GOAL — The listing below should be copied in full, word for word.

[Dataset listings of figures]

----------

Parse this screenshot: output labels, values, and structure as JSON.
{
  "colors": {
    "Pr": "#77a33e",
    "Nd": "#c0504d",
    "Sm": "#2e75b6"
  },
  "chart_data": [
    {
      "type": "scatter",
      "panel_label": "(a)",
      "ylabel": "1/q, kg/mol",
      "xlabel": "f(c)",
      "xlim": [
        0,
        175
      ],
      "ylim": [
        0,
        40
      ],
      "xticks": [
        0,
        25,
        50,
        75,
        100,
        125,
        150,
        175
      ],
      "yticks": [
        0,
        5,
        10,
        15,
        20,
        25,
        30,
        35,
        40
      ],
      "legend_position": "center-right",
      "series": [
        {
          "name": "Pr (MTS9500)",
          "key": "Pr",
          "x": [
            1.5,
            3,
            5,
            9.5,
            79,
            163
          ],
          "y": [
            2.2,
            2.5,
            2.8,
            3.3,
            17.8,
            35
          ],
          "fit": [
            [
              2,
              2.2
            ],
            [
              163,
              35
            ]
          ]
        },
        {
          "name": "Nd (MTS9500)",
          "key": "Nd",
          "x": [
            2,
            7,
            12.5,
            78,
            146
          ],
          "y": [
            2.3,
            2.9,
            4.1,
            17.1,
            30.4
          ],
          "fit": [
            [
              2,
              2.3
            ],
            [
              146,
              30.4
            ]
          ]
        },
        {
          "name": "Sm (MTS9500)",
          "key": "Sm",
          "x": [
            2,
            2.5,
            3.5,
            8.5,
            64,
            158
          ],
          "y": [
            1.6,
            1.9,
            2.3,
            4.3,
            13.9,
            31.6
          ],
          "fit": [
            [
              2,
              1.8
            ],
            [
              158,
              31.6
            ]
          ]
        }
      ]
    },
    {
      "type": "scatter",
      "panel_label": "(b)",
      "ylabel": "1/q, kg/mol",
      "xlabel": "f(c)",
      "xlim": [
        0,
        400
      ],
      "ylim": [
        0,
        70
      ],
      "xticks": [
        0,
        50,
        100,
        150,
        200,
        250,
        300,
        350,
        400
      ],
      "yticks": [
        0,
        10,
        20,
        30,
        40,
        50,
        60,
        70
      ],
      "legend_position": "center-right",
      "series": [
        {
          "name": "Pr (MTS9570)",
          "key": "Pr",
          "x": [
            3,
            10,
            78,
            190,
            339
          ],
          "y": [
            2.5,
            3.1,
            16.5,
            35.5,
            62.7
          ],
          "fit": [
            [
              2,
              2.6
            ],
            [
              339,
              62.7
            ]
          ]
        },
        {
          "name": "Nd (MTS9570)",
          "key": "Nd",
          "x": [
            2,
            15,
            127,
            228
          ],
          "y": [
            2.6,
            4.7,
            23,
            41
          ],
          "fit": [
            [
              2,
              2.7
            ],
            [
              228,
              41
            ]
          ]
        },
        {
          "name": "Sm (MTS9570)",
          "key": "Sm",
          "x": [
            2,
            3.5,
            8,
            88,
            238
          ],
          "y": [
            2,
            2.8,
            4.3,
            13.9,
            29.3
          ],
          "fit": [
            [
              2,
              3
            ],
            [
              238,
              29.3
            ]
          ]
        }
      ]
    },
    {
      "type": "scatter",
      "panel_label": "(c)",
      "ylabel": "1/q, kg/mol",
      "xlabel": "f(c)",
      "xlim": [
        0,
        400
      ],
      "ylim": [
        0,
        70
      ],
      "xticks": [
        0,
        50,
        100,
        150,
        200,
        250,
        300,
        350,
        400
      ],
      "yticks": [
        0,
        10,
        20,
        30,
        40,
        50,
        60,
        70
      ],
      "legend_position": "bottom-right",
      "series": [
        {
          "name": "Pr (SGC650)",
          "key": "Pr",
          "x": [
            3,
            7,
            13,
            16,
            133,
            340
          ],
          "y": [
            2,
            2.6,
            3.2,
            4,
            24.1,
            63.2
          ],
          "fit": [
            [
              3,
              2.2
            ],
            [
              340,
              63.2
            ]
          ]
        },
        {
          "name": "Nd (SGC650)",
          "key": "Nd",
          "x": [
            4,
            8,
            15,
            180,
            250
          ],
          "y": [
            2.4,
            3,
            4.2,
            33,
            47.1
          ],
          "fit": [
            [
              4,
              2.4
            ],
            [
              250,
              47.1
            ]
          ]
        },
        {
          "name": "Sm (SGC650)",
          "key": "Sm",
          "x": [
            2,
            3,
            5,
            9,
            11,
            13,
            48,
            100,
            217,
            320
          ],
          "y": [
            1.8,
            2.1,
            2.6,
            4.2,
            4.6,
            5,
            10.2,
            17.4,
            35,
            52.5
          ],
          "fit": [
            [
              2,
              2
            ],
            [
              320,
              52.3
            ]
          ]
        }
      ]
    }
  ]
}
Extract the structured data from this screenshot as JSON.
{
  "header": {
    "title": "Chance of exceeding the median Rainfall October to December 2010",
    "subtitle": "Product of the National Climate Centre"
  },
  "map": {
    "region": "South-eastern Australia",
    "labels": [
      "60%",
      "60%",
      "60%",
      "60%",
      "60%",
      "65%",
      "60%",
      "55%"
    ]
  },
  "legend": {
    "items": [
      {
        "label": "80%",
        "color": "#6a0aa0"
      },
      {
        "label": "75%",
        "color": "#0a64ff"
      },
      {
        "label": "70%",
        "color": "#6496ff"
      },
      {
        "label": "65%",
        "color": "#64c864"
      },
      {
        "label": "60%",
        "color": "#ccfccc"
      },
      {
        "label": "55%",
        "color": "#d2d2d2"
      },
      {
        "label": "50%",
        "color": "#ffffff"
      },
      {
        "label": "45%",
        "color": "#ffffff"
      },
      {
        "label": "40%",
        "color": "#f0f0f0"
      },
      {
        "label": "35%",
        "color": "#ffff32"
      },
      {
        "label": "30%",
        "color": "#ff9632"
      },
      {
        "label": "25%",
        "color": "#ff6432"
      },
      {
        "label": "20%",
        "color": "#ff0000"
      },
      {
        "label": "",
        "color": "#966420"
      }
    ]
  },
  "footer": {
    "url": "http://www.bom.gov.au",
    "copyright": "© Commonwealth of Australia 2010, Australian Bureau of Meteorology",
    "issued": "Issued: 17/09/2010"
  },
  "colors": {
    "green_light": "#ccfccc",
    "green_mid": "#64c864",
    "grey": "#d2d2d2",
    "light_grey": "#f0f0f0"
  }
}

----------

SOLUTION TO THIS EXERCISE —
Parse this screenshot: output labels, values, and structure as JSON.
{
  "colors": {
    "Pr": "#77a33e",
    "Nd": "#c0504d",
    "Sm": "#2e75b6"
  },
  "chart_data": [
    {
      "type": "scatter",
      "panel_label": "(a)",
      "ylabel": "1/q, kg/mol",
      "xlabel": "f(c)",
      "xlim": [
        0,
        175
      ],
      "ylim": [
        0,
        40
      ],
      "xticks": [
        0,
        25,
        50,
        75,
        100,
        125,
        150,
        175
      ],
      "yticks": [
        0,
        5,
        10,
        15,
        20,
        25,
        30,
        35,
        40
      ],
      "legend_position": "center-right",
      "series": [
        {
          "name": "Pr (MTS9500)",
          "key": "Pr",
          "x": [
            1.5,
            3,
            5,
            9.5,
            79,
            163
          ],
          "y": [
            2.2,
            2.5,
            2.8,
            3.3,
            17.8,
            35
          ],
          "fit": [
            [
              2,
              2.2
            ],
            [
              163,
              35
            ]
          ]
        },
        {
          "name": "Nd (MTS9500)",
          "key": "Nd",
          "x": [
            2,
            7,
            12.5,
            78,
            146
          ],
          "y": [
            2.3,
            2.9,
            4.1,
            17.1,
            30.4
          ],
          "fit": [
            [
              2,
              2.3
            ],
            [
              146,
              30.4
            ]
          ]
        },
        {
          "name": "Sm (MTS9500)",
          "key": "Sm",
          "x": [
            2,
            2.5,
            3.5,
            8.5,
            64,
            158
          ],
          "y": [
            1.6,
            1.9,
            2.3,
            4.3,
            13.9,
            31.6
          ],
          "fit": [
            [
              2,
              1.8
            ],
            [
              158,
              31.6
            ]
          ]
        }
      ]
    },
    {
      "type": "scatter",
      "panel_label": "(b)",
      "ylabel": "1/q, kg/mol",
      "xlabel": "f(c)",
      "xlim": [
        0,
        400
      ],
      "ylim": [
        0,
        70
      ],
      "xticks": [
        0,
        50,
        100,
        150,
        200,
        250,
        300,
        350,
        400
      ],
      "yticks": [
        0,
        10,
        20,
        30,
        40,
        50,
        60,
        70
      ],
      "legend_position": "center-right",
      "series": [
        {
          "name": "Pr (MTS9570)",
          "key": "Pr",
          "x": [
            3,
            10,
            78,
            190,
            339
          ],
          "y": [
            2.5,
            3.1,
            16.5,
            35.5,
            62.7
          ],
          "fit": [
            [
              2,
              2.6
            ],
            [
              339,
              62.7
            ]
          ]
        },
        {
          "name": "Nd (MTS9570)",
          "key": "Nd",
          "x": [
            2,
            15,
            127,
            228
          ],
          "y": [
            2.6,
            4.7,
            23,
            41
          ],
          "fit": [
            [
              2,
              2.7
            ],
            [
              228,
              41
            ]
          ]
        },
        {
          "name": "Sm (MTS9570)",
          "key": "Sm",
          "x": [
            2,
            3.5,
            8,
            88,
            238
          ],
          "y": [
            2,
            2.8,
            4.3,
            13.9,
            29.3
          ],
          "fit": [
            [
              2,
              3
            ],
            [
              238,
              29.3
            ]
          ]
        }
      ]
    },
    {
      "type": "scatter",
      "panel_label": "(c)",
      "ylabel": "1/q, kg/mol",
      "xlabel": "f(c)",
      "xlim": [
        0,
        400
      ],
      "ylim": [
        0,
        70
      ],
      "xticks": [
        0,
        50,
        100,
        150,
        200,
        250,
        300,
        350,
        400
      ],
      "yticks": [
        0,
        10,
        20,
        30,
        40,
        50,
        60,
        70
      ],
      "legend_position": "bottom-right",
      "series": [
        {
          "name": "Pr (SGC650)",
          "key": "Pr",
          "x": [
            3,
            7,
            13,
            16,
            133,
            340
          ],
          "y": [
            2,
            2.6,
            3.2,
            4,
            24.1,
            63.2
          ],
          "fit": [
            [
              3,
              2.2
            ],
            [
              340,
              63.2
            ]
          ]
        },
        {
          "name": "Nd (SGC650)",
          "key": "Nd",
          "x": [
            4,
            8,
            15,
            180,
            250
          ],
          "y": [
            2.4,
            3,
            4.2,
            33,
            47.1
          ],
          "fit": [
            [
              4,
              2.4
            ],
            [
              250,
              47.1
            ]
          ]
        },
        {
          "name": "Sm (SGC650)",
          "key": "Sm",
          "x": [
            2,
            3,
            5,
            9,
            11,
            13,
            48,
            100,
            217,
            320
          ],
          "y": [
            1.8,
            2.1,
            2.6,
            4.2,
            4.6,
            5,
            10.2,
            17.4,
            35,
            52.5
          ],
          "fit": [
            [
              2,
              2
            ],
            [
              320,
              52.3
            ]
          ]
        }
      ]
    }
  ]
}
Extract the structured data from this screenshot as JSON.
{
  "header": {
    "title": "Chance of exceeding the median Rainfall October to December 2010",
    "subtitle": "Product of the National Climate Centre"
  },
  "map": {
    "region": "South-eastern Australia",
    "labels": [
      "60%",
      "60%",
      "60%",
      "60%",
      "60%",
      "65%",
      "60%",
      "55%"
    ]
  },
  "legend": {
    "items": [
      {
        "label": "80%",
        "color": "#6a0aa0"
      },
      {
        "label": "75%",
        "color": "#0a64ff"
      },
      {
        "label": "70%",
        "color": "#6496ff"
      },
      {
        "label": "65%",
        "color": "#64c864"
      },
      {
        "label": "60%",
        "color": "#ccfccc"
      },
      {
        "label": "55%",
        "color": "#d2d2d2"
      },
      {
        "label": "50%",
        "color": "#ffffff"
      },
      {
        "label": "45%",
        "color": "#ffffff"
      },
      {
        "label": "40%",
        "color": "#f0f0f0"
      },
      {
        "label": "35%",
        "color": "#ffff32"
      },
      {
        "label": "30%",
        "color": "#ff9632"
      },
      {
        "label": "25%",
        "color": "#ff6432"
      },
      {
        "label": "20%",
        "color": "#ff0000"
      },
      {
        "label": "",
        "color": "#966420"
      }
    ]
  },
  "footer": {
    "url": "http://www.bom.gov.au",
    "copyright": "© Commonwealth of Australia 2010, Australian Bureau of Meteorology",
    "issued": "Issued: 17/09/2010"
  },
  "colors": {
    "green_light": "#ccfccc",
    "green_mid": "#64c864",
    "grey": "#d2d2d2",
    "light_grey": "#f0f0f0"
  }
}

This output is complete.